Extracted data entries
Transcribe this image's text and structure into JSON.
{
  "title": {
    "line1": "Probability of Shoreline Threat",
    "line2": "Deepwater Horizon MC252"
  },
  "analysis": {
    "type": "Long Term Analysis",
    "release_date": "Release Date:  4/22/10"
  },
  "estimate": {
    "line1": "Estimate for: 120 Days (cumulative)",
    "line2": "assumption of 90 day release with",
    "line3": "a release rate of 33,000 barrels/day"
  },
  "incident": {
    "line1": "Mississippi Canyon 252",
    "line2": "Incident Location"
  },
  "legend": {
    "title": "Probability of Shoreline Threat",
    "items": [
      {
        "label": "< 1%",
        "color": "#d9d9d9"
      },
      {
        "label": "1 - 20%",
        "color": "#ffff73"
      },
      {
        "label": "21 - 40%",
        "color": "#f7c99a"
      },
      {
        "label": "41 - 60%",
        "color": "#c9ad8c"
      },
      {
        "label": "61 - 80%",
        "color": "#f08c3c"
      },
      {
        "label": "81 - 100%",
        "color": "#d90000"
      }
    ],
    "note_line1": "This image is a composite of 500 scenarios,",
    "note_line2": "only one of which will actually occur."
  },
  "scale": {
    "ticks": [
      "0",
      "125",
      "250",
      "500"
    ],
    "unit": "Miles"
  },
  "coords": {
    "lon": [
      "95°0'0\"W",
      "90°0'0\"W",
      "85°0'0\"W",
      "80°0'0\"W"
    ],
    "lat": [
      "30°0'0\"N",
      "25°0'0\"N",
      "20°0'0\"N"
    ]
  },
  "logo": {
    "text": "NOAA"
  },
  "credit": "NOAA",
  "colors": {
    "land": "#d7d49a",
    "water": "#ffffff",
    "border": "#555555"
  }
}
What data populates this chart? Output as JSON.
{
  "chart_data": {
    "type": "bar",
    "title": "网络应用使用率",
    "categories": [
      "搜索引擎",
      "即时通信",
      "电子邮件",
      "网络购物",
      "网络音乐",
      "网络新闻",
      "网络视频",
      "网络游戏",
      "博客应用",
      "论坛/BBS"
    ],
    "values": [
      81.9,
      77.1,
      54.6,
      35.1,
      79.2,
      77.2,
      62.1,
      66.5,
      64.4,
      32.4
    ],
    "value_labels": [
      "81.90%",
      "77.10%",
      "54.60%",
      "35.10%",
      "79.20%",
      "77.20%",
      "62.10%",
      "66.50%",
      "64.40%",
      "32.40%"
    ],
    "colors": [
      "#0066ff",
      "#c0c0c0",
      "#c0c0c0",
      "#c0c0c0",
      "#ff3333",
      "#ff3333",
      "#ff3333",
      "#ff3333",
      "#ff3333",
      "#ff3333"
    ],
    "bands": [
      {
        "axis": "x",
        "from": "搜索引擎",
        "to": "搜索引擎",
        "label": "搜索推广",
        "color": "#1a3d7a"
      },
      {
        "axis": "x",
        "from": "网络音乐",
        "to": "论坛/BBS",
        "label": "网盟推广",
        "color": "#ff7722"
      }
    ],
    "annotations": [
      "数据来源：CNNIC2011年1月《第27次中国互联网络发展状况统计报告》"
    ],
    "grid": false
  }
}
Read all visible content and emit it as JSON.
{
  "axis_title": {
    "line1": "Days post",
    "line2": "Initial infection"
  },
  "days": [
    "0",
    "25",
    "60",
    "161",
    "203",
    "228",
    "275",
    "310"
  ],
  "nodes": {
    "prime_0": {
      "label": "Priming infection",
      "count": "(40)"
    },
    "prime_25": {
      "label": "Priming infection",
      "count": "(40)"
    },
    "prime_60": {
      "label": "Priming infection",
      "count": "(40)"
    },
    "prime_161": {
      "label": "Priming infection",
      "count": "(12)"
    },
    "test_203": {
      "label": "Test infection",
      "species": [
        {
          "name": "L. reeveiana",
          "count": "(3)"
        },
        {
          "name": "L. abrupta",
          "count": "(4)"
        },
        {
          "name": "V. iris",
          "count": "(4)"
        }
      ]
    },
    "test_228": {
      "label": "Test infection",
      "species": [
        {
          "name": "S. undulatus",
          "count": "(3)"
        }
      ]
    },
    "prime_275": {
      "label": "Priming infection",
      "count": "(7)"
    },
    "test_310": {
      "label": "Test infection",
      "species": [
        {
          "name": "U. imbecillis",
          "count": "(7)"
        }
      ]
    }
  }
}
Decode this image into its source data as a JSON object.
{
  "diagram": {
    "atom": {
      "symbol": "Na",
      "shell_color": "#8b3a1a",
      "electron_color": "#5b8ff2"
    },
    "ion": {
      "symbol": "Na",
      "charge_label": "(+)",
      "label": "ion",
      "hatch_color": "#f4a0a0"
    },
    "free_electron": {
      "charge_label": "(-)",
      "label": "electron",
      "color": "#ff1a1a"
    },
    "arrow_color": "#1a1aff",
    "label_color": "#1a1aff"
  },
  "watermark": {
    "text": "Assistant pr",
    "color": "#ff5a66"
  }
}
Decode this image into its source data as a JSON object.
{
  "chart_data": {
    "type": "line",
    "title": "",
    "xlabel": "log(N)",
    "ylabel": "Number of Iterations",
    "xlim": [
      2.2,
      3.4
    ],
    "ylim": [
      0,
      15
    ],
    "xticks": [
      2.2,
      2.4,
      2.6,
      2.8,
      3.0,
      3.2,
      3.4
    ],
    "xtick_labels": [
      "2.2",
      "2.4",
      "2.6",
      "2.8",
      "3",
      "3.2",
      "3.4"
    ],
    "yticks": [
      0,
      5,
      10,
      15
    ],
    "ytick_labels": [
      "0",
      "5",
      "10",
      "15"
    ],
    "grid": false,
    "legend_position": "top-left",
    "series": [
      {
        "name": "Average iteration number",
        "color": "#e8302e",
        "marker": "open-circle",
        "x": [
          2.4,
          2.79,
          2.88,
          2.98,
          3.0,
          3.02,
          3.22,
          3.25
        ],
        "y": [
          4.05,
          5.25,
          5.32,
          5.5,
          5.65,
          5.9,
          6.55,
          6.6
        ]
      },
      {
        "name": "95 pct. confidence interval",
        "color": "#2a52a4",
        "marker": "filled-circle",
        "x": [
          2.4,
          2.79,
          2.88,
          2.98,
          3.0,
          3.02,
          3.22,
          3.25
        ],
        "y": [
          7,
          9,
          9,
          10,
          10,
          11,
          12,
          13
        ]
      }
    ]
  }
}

* _DESCRIPTION OF THE TASK_
Print every entry exactly as written.

* _TASK RESULT_
Transcribe this image's text and structure into JSON.
{
  "title": {
    "line1": "Probability of Shoreline Threat",
    "line2": "Deepwater Horizon MC252"
  },
  "analysis": {
    "type": "Long Term Analysis",
    "release_date": "Release Date:  4/22/10"
  },
  "estimate": {
    "line1": "Estimate for: 120 Days (cumulative)",
    "line2": "assumption of 90 day release with",
    "line3": "a release rate of 33,000 barrels/day"
  },
  "incident": {
    "line1": "Mississippi Canyon 252",
    "line2": "Incident Location"
  },
  "legend": {
    "title": "Probability of Shoreline Threat",
    "items": [
      {
        "label": "< 1%",
        "color": "#d9d9d9"
      },
      {
        "label": "1 - 20%",
        "color": "#ffff73"
      },
      {
        "label": "21 - 40%",
        "color": "#f7c99a"
      },
      {
        "label": "41 - 60%",
        "color": "#c9ad8c"
      },
      {
        "label": "61 - 80%",
        "color": "#f08c3c"
      },
      {
        "label": "81 - 100%",
        "color": "#d90000"
      }
    ],
    "note_line1": "This image is a composite of 500 scenarios,",
    "note_line2": "only one of which will actually occur."
  },
  "scale": {
    "ticks": [
      "0",
      "125",
      "250",
      "500"
    ],
    "unit": "Miles"
  },
  "coords": {
    "lon": [
      "95°0'0\"W",
      "90°0'0\"W",
      "85°0'0\"W",
      "80°0'0\"W"
    ],
    "lat": [
      "30°0'0\"N",
      "25°0'0\"N",
      "20°0'0\"N"
    ]
  },
  "logo": {
    "text": "NOAA"
  },
  "credit": "NOAA",
  "colors": {
    "land": "#d7d49a",
    "water": "#ffffff",
    "border": "#555555"
  }
}
What data populates this chart? Output as JSON.
{
  "chart_data": {
    "type": "bar",
    "title": "网络应用使用率",
    "categories": [
      "搜索引擎",
      "即时通信",
      "电子邮件",
      "网络购物",
      "网络音乐",
      "网络新闻",
      "网络视频",
      "网络游戏",
      "博客应用",
      "论坛/BBS"
    ],
    "values": [
      81.9,
      77.1,
      54.6,
      35.1,
      79.2,
      77.2,
      62.1,
      66.5,
      64.4,
      32.4
    ],
    "value_labels": [
      "81.90%",
      "77.10%",
      "54.60%",
      "35.10%",
      "79.20%",
      "77.20%",
      "62.10%",
      "66.50%",
      "64.40%",
      "32.40%"
    ],
    "colors": [
      "#0066ff",
      "#c0c0c0",
      "#c0c0c0",
      "#c0c0c0",
      "#ff3333",
      "#ff3333",
      "#ff3333",
      "#ff3333",
      "#ff3333",
      "#ff3333"
    ],
    "bands": [
      {
        "axis": "x",
        "from": "搜索引擎",
        "to": "搜索引擎",
        "label": "搜索推广",
        "color": "#1a3d7a"
      },
      {
        "axis": "x",
        "from": "网络音乐",
        "to": "论坛/BBS",
        "label": "网盟推广",
        "color": "#ff7722"
      }
    ],
    "annotations": [
      "数据来源：CNNIC2011年1月《第27次中国互联网络发展状况统计报告》"
    ],
    "grid": false
  }
}
Read all visible content and emit it as JSON.
{
  "axis_title": {
    "line1": "Days post",
    "line2": "Initial infection"
  },
  "days": [
    "0",
    "25",
    "60",
    "161",
    "203",
    "228",
    "275",
    "310"
  ],
  "nodes": {
    "prime_0": {
      "label": "Priming infection",
      "count": "(40)"
    },
    "prime_25": {
      "label": "Priming infection",
      "count": "(40)"
    },
    "prime_60": {
      "label": "Priming infection",
      "count": "(40)"
    },
    "prime_161": {
      "label": "Priming infection",
      "count": "(12)"
    },
    "test_203": {
      "label": "Test infection",
      "species": [
        {
          "name": "L. reeveiana",
          "count": "(3)"
        },
        {
          "name": "L. abrupta",
          "count": "(4)"
        },
        {
          "name": "V. iris",
          "count": "(4)"
        }
      ]
    },
    "test_228": {
      "label": "Test infection",
      "species": [
        {
          "name": "S. undulatus",
          "count": "(3)"
        }
      ]
    },
    "prime_275": {
      "label": "Priming infection",
      "count": "(7)"
    },
    "test_310": {
      "label": "Test infection",
      "species": [
        {
          "name": "U. imbecillis",
          "count": "(7)"
        }
      ]
    }
  }
}
Decode this image into its source data as a JSON object.
{
  "diagram": {
    "atom": {
      "symbol": "Na",
      "shell_color": "#8b3a1a",
      "electron_color": "#5b8ff2"
    },
    "ion": {
      "symbol": "Na",
      "charge_label": "(+)",
      "label": "ion",
      "hatch_color": "#f4a0a0"
    },
    "free_electron": {
      "charge_label": "(-)",
      "label": "electron",
      "color": "#ff1a1a"
    },
    "arrow_color": "#1a1aff",
    "label_color": "#1a1aff"
  },
  "watermark": {
    "text": "Assistant pr",
    "color": "#ff5a66"
  }
}
Decode this image into its source data as a JSON object.
{
  "chart_data": {
    "type": "line",
    "title": "",
    "xlabel": "log(N)",
    "ylabel": "Number of Iterations",
    "xlim": [
      2.2,
      3.4
    ],
    "ylim": [
      0,
      15
    ],
    "xticks": [
      2.2,
      2.4,
      2.6,
      2.8,
      3.0,
      3.2,
      3.4
    ],
    "xtick_labels": [
      "2.2",
      "2.4",
      "2.6",
      "2.8",
      "3",
      "3.2",
      "3.4"
    ],
    "yticks": [
      0,
      5,
      10,
      15
    ],
    "ytick_labels": [
      "0",
      "5",
      "10",
      "15"
    ],
    "grid": false,
    "legend_position": "top-left",
    "series": [
      {
        "name": "Average iteration number",
        "color": "#e8302e",
        "marker": "open-circle",
        "x": [
          2.4,
          2.79,
          2.88,
          2.98,
          3.0,
          3.02,
          3.22,
          3.25
        ],
        "y": [
          4.05,
          5.25,
          5.32,
          5.5,
          5.65,
          5.9,
          6.55,
          6.6
        ]
      },
      {
        "name": "95 pct. confidence interval",
        "color": "#2a52a4",
        "marker": "filled-circle",
        "x": [
          2.4,
          2.79,
          2.88,
          2.98,
          3.0,
          3.02,
          3.22,
          3.25
        ],
        "y": [
          7,
          9,
          9,
          10,
          10,
          11,
          12,
          13
        ]
      }
    ]
  }
}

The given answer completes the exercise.